§ TASK INSTRUCTIONS:
**a)** In the article below on the Navy's unmanned systems exercise, why does Aiken say the systems should be moved into the hands of sailors? Answer in one to three sentences.
**b)** List every unmanned vehicle that the article below on the Navy's unmanned systems exercise identifies by name.

§ SUPPLIED TEXT:

Fleet Exercise Includes Live Missile Shoot as Navy Pairs Crews With Unmanned Systems 

April 20, 2021 8:49 PM - Updated: April 20, 2021 10:02 PM
Medium displacement unmanned surface vessels Seahawk, front, and Sea Hunter launch for the U.S. Pacific Fleet’s Unmanned Systems Integrated Battle Problem 21 (UxS IBP 21), April 20, 2021. US Navy Photo

SAN DIEGO, Calif. – Off the southern California coast this week, the Navy has amassed a small fleet to help figure how its operational forces can use aerial drones, autonomous surface and subsurface vehicles in an integrated fight at sea and in the air to support the manned fleet.

That’s the overarching goal of “Unmanned Integrated Battle Problem 21,” a U.S. Pacific Fleet-led exercise to “exercise unmanned command and control, wring out tactics, techniques and procedures, and give our operators experience with unmanned systems at sea in a combat environment,” according to 3rd Fleet, which is overseeing the exercise that runs April 19 to 26.

“Our goal for this exercise is to evaluate these unmanned systems and how they can actually team with manned systems,” Rear Adm. Jim Aiken, technical manager for the exercise and Carrier Strike Group 3 commander, said during a Tuesday media call. “We’ll be able to evaluate what we can do and what we can’t do in trying to create an advantage – a warfighting advantage. Sometimes, that would be in reconnaissance, sometimes that would be surveillance, sometimes that will be we’ll be able to move data faster, command and control.”

Chief of Naval Research, Rear Adm. Lorin Selby, observes a Vanilla Ultra Endurance unmanned aerial vehicle on Pier 12 during Integrated Battle Problem 21 (UxS IBP 21) Distinguished Visitors Day at Naval Base San Diego, April 16. U.S. Pacific Fleet’s UxS IBP 21, April 19-26, integrates manned and unmanned capabilities into the most challenging operational scenarios to generate war fighting advantages. US Navy photo.

Then “we’re going to make sure it gets into the hands of the sailors,” Aiken said, adding: “We need to move things from the technical community to the tactical community.”

“We need to move things into the hands of sailors and then let sailors use their ingenuity,” he said. Junior sailors and junior officers “just don’t sit quietly. They’re able to contribute, they’re able to apply these types of systems into capabilities in order to make warfighting” TTPs.

§ GIVEN ENTRIES:
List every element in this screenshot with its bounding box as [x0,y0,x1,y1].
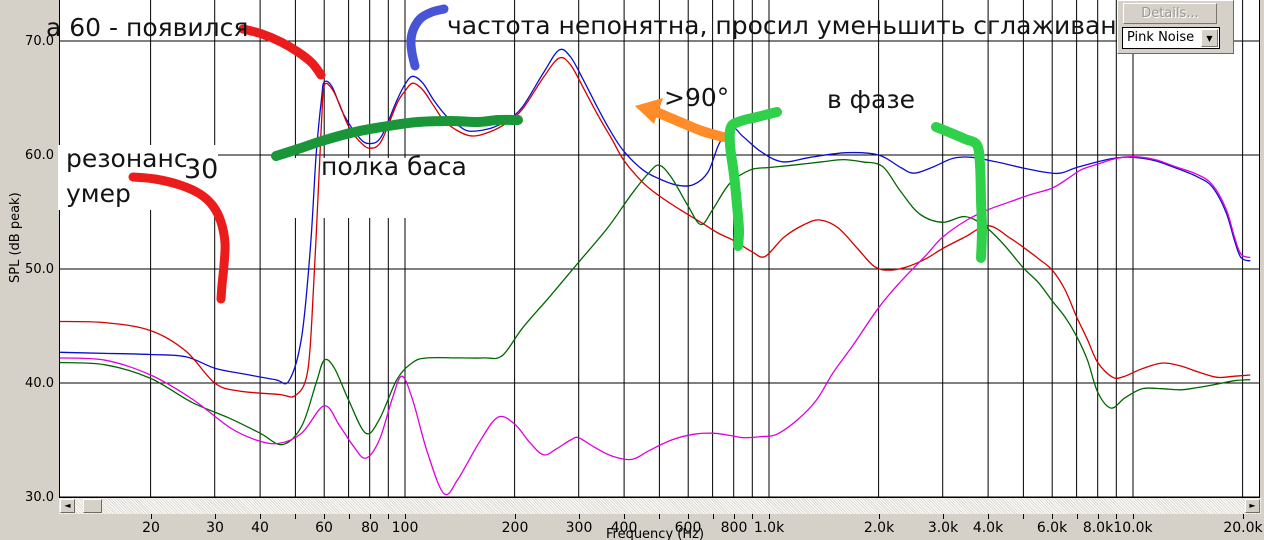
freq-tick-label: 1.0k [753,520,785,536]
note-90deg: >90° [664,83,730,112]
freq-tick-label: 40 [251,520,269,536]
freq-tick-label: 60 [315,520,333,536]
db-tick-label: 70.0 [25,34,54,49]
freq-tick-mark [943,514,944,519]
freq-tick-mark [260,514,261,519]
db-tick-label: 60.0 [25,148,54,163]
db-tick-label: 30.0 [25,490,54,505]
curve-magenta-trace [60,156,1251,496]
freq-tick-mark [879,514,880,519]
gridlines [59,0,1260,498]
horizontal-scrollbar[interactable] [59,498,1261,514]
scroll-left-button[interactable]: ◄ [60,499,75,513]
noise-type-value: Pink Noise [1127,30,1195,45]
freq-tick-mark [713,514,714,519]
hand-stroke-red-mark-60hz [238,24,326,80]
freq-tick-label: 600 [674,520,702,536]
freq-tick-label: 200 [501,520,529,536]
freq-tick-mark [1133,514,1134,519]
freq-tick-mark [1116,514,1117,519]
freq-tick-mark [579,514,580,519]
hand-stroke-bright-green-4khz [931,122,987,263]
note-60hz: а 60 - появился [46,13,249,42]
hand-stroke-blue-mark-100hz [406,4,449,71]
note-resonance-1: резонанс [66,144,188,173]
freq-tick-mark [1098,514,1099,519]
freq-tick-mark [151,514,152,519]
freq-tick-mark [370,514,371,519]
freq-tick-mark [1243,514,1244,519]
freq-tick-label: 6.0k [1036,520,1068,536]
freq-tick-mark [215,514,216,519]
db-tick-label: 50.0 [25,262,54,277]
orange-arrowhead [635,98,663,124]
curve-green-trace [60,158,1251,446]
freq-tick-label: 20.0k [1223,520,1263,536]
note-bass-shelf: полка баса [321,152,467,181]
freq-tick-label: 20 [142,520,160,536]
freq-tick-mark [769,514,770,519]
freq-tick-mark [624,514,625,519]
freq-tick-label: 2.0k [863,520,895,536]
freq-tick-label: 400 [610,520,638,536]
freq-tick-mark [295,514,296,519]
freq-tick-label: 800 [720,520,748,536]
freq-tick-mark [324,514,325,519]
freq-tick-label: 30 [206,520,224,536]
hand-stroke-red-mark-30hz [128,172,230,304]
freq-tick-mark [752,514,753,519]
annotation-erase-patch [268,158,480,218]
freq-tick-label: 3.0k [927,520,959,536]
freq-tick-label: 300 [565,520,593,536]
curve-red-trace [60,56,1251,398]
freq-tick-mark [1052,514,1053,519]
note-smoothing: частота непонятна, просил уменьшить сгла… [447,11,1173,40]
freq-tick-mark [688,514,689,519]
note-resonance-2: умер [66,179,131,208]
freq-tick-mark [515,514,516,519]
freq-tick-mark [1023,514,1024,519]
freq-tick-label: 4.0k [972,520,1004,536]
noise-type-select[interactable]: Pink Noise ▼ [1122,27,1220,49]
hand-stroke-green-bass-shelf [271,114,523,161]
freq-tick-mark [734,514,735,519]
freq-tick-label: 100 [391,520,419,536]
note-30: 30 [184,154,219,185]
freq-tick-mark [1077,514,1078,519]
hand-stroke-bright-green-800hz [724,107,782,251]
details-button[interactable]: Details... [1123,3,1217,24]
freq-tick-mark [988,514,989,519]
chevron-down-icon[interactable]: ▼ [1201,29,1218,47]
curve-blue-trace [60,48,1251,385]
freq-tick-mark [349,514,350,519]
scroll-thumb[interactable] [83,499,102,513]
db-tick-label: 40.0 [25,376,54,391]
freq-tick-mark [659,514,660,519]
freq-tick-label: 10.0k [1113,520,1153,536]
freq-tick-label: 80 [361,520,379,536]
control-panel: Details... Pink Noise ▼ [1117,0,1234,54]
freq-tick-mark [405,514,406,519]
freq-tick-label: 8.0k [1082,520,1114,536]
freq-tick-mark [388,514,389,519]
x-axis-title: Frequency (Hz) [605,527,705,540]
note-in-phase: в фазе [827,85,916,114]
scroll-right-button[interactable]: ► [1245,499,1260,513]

§ ANSWERS PROVIDED:
**a)** Aiken wants sailors to be able to use their own ingenuity with the systems. He says junior sailors and junior officers don't sit quietly: they can contribute and can turn these systems into capabilities that shape warfighting tactics, techniques and procedures.

**b)**
- Seahawk
- Sea Hunter
- Vanilla Ultra Endurance